Par Tomas Vanheste, traduit par Ludovic Pierard
23 octobre 2024 13 min. temps de lecture Avec la mer du Nord

Nombreux sont les fléaux qui dévastent les mers. Surpêche. Changement climatique. Acidification. Pollution. Perte de biodiversité. Pourtant, le Flamand Jan Mees et la Néerlandaise Eline van Onselen estiment que l’optimisme reste de mise. Selon ces deux experts, ce ne sont pas les solutions qui manquent. La première et la plus simple: laisser de grandes zones océaniques tranquilles.

Le jour avant ma rencontre avec Jan Mees, directeur du VLIZ (Vlaams Instituut voor de Zee – Institut flamand de la mer), est paru un rapport aux conclusions peu réjouissantes sur la situation des animaux migrateurs de notre planète. En 1979, les Nations unies ont ratifié une Convention sur la conservation des espèces migratrices. Mais quarante-cinq ans plus tard, le bilan est sans appel: le problème n’a fait qu’empirer, notamment pour les poissons, qui sont plus que jamais en danger. 97 % des espèces reprises sur la liste des Nations unies sont en effet menacées d’extinction. C’est par exemple le cas de la raie bouclée et de l’esturgeon atlantique, deux ex-habitués de la mer du Nord qui en ont aujourd’hui pratiquement disparu.

_Données brutes_
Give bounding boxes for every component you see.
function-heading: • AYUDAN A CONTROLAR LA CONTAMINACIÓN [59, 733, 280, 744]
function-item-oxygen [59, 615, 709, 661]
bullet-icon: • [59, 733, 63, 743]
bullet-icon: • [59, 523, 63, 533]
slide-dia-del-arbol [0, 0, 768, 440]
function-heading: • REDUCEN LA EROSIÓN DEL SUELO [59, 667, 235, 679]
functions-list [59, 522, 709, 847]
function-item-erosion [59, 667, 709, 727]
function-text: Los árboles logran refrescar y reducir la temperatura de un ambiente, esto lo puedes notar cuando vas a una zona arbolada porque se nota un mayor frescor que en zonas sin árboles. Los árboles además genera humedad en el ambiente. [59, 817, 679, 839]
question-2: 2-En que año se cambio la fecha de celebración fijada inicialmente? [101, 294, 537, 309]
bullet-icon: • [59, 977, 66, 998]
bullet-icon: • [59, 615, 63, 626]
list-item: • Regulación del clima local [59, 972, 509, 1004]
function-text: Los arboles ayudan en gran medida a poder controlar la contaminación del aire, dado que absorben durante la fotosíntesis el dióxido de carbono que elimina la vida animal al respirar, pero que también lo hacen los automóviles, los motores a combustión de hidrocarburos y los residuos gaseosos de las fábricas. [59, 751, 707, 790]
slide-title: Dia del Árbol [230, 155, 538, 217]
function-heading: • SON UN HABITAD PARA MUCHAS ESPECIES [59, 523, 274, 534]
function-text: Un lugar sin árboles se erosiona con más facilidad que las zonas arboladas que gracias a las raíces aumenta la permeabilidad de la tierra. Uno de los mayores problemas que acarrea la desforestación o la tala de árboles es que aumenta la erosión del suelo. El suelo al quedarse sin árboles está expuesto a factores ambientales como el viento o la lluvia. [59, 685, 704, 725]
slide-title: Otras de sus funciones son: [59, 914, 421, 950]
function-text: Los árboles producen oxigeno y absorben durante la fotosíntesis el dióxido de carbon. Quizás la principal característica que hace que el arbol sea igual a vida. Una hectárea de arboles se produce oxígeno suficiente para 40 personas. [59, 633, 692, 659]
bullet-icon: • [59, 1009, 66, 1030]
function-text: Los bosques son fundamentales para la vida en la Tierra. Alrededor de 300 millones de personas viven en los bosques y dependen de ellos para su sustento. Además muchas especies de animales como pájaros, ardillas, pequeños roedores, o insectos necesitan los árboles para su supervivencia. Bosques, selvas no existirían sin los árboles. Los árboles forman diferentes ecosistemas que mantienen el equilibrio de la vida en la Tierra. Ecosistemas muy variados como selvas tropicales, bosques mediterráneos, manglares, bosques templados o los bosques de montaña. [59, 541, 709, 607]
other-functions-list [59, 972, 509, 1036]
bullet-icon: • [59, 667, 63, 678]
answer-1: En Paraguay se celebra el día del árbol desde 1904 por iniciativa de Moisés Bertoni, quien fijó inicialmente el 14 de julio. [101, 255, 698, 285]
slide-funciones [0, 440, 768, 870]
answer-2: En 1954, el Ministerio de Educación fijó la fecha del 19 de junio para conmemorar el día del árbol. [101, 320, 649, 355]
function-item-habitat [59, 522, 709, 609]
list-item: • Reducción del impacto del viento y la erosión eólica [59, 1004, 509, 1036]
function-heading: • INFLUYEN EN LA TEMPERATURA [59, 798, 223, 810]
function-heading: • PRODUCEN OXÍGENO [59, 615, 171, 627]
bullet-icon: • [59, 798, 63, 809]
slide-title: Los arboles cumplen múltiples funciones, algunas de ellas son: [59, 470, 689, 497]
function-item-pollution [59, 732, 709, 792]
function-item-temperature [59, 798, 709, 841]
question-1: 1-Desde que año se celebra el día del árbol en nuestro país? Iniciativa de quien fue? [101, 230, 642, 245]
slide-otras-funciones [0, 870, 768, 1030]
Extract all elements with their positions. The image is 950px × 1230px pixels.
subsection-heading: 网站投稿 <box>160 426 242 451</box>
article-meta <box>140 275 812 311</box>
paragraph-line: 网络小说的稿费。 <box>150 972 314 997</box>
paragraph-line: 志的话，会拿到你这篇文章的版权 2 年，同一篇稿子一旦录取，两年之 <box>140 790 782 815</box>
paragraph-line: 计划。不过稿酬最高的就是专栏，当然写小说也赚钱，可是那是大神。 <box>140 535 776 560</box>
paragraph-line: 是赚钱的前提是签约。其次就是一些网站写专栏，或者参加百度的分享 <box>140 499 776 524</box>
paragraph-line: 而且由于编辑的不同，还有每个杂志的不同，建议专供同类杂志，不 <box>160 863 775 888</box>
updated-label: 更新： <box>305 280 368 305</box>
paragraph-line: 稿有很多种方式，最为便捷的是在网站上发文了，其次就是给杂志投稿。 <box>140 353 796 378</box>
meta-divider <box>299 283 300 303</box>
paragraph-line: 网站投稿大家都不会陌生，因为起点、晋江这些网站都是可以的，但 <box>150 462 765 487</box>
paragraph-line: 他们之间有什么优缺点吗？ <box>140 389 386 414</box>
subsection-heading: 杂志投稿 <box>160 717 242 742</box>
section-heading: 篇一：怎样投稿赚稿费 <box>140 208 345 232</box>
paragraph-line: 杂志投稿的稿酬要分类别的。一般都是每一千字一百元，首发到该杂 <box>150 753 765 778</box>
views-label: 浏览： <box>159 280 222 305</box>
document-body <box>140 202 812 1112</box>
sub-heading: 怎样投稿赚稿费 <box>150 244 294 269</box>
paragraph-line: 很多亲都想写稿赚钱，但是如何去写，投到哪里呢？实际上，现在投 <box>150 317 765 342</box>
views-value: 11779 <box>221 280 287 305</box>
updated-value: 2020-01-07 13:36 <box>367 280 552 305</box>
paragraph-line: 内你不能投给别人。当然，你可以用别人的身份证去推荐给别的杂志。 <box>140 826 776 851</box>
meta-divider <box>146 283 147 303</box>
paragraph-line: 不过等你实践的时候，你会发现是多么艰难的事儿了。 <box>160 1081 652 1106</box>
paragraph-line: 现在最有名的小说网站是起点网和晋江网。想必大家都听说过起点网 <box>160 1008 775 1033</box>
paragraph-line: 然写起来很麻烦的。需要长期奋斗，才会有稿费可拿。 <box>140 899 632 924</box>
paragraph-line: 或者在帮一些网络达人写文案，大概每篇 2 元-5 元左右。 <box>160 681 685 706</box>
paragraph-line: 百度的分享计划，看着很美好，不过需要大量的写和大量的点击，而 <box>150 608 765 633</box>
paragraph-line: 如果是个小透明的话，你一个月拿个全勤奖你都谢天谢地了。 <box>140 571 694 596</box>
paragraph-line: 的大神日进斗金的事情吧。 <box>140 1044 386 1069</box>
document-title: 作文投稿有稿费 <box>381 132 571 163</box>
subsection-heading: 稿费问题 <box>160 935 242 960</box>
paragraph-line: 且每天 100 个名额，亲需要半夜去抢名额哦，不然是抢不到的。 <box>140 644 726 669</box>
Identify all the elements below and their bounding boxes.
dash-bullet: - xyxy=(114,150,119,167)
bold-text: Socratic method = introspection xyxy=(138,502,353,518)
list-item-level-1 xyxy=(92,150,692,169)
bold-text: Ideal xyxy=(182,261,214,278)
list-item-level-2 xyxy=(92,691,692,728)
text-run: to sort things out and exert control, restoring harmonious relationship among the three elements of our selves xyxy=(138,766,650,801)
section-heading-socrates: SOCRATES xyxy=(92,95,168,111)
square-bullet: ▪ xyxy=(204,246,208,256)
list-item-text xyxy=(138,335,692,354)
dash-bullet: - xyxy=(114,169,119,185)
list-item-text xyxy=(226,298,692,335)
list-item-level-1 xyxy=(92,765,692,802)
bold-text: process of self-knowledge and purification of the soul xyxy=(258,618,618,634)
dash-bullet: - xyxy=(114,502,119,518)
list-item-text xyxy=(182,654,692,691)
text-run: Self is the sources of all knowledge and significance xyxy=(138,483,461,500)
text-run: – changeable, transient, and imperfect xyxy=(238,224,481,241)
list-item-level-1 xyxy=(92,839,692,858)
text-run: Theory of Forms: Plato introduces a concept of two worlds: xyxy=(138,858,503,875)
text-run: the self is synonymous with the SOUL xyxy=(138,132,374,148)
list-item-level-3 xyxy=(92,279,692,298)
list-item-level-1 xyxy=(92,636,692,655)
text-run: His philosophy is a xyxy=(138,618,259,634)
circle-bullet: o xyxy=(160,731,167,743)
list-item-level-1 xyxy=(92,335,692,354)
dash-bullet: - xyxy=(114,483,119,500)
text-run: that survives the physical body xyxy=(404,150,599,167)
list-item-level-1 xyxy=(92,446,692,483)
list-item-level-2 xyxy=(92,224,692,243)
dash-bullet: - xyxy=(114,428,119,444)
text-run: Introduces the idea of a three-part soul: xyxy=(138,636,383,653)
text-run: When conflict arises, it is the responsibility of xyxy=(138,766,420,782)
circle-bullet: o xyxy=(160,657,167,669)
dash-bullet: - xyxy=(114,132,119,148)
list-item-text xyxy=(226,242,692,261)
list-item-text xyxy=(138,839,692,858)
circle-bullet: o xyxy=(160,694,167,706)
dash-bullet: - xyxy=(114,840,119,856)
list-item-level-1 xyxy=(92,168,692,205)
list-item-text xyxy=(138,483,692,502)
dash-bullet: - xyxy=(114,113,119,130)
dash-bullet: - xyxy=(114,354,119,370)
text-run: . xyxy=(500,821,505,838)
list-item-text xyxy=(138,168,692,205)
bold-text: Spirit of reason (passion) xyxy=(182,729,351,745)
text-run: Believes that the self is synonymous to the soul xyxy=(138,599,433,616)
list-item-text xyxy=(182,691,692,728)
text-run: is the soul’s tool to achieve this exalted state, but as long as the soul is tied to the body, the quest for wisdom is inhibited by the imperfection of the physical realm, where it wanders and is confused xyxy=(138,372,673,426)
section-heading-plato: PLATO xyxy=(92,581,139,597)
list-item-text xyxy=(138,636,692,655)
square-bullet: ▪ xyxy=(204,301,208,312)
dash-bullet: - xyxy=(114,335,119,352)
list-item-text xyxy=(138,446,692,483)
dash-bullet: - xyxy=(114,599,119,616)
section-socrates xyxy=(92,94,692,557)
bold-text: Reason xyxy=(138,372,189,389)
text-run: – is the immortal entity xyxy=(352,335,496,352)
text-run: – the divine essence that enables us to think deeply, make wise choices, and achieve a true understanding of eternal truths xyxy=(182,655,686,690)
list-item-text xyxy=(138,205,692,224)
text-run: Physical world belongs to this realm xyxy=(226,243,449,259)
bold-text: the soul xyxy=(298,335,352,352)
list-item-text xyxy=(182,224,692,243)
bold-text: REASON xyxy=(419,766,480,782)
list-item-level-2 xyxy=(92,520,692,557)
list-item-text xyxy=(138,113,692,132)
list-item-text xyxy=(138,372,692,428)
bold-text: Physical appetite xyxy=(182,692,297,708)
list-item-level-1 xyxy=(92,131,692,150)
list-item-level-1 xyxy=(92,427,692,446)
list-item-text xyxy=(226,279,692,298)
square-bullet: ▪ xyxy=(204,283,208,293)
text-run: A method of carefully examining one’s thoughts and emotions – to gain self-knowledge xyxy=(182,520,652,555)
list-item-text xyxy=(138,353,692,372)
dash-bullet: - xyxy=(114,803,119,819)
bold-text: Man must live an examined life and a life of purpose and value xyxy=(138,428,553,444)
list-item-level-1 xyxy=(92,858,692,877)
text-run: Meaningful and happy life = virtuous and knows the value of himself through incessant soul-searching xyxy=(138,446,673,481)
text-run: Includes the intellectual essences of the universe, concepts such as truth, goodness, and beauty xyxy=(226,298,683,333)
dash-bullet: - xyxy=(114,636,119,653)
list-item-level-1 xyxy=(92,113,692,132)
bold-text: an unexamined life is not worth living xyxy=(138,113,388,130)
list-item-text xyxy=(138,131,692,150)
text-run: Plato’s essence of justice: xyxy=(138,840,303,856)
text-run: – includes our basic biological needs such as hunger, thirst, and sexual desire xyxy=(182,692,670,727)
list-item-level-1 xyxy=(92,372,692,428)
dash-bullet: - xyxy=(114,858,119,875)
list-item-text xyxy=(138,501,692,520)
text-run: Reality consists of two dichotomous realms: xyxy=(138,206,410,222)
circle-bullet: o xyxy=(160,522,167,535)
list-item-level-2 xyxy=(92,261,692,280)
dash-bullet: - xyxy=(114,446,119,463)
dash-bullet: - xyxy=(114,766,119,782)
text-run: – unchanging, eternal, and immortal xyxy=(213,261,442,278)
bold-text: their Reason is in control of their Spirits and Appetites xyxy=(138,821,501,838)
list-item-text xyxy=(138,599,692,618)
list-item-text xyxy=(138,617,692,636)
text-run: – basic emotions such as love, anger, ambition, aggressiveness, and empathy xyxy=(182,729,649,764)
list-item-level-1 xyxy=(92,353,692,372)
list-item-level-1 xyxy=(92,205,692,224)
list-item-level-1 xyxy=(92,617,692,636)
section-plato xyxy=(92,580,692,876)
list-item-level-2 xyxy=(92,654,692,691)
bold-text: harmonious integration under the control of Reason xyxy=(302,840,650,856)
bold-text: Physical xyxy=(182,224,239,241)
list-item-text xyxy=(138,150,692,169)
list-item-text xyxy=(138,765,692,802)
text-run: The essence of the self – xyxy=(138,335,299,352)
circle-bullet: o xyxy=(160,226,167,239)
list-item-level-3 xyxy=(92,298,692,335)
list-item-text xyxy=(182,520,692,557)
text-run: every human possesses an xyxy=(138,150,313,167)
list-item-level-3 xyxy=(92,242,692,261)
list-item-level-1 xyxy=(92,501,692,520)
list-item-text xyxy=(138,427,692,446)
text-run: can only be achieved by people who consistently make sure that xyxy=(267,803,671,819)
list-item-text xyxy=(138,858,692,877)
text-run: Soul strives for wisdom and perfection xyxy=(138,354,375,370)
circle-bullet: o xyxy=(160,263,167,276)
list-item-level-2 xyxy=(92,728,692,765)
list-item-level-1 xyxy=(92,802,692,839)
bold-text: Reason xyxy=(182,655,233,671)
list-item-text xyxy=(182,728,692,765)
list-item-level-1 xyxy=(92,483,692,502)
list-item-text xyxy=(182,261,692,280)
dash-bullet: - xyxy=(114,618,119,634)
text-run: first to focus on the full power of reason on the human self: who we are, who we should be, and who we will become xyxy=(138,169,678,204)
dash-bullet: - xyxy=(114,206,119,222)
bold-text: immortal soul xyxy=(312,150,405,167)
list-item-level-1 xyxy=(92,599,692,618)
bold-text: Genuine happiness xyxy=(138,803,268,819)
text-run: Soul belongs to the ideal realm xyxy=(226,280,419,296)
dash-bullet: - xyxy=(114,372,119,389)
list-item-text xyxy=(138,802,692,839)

_Consignes à suivre_
1 > Les affirmations suivantes concordent-elles avec le texte sur les mers ? Répondez par oui ou par non pour chacune, en citant les mots décisifs du texte.
(a) Les Nations unies ont ratifié en 1979 une Convention sur la conservation des espèces migratrices.
(b) Jan Mees dirige l'Institut flamand de la mer.
(c) La moitié des espèces reprises sur la liste des Nations unies sont menacées d'extinction.
2 > Poursuivez, s'il vous plaît, le texte sur les mers à partir de sa dernière phrase.

_Résultats obtenus_
1 >
(a) Oui : « En 1979, les Nations unies ont ratifié une Convention sur la conservation des espèces migratrices. »
(b) Oui : « Jan Mees, directeur du VLIZ (Vlaams Instituut voor de Zee – Institut flamand de la mer) »
(c) Non : « 97 % des espèces reprises sur la liste des Nations unies sont en effet menacées d’extinction. »

2 >
Un constat peu enthousiasmant, donc. Mais qu’à cela ne tienne, j’allais justement voir Jan Mees dans le but de reprendre espoir. «Les mers sont extrêmement robustes. Elles sont capables de se régénérer», avait-il fait noter dans la revue de lage landen. Dans le livre De onbekende zee (Les Mystères de la mer), qu’il a récemment publié avec Colin Janssen, professeur d’écologie marine, Jan Mees assure que nous devons rester optimistes. Nous faisons certes face à un flot de problèmes interreliés tels que l’érosion de la biodiversité, le réchauffement planétaire et la pollution, mais des solutions existent et elles sont à portée de main.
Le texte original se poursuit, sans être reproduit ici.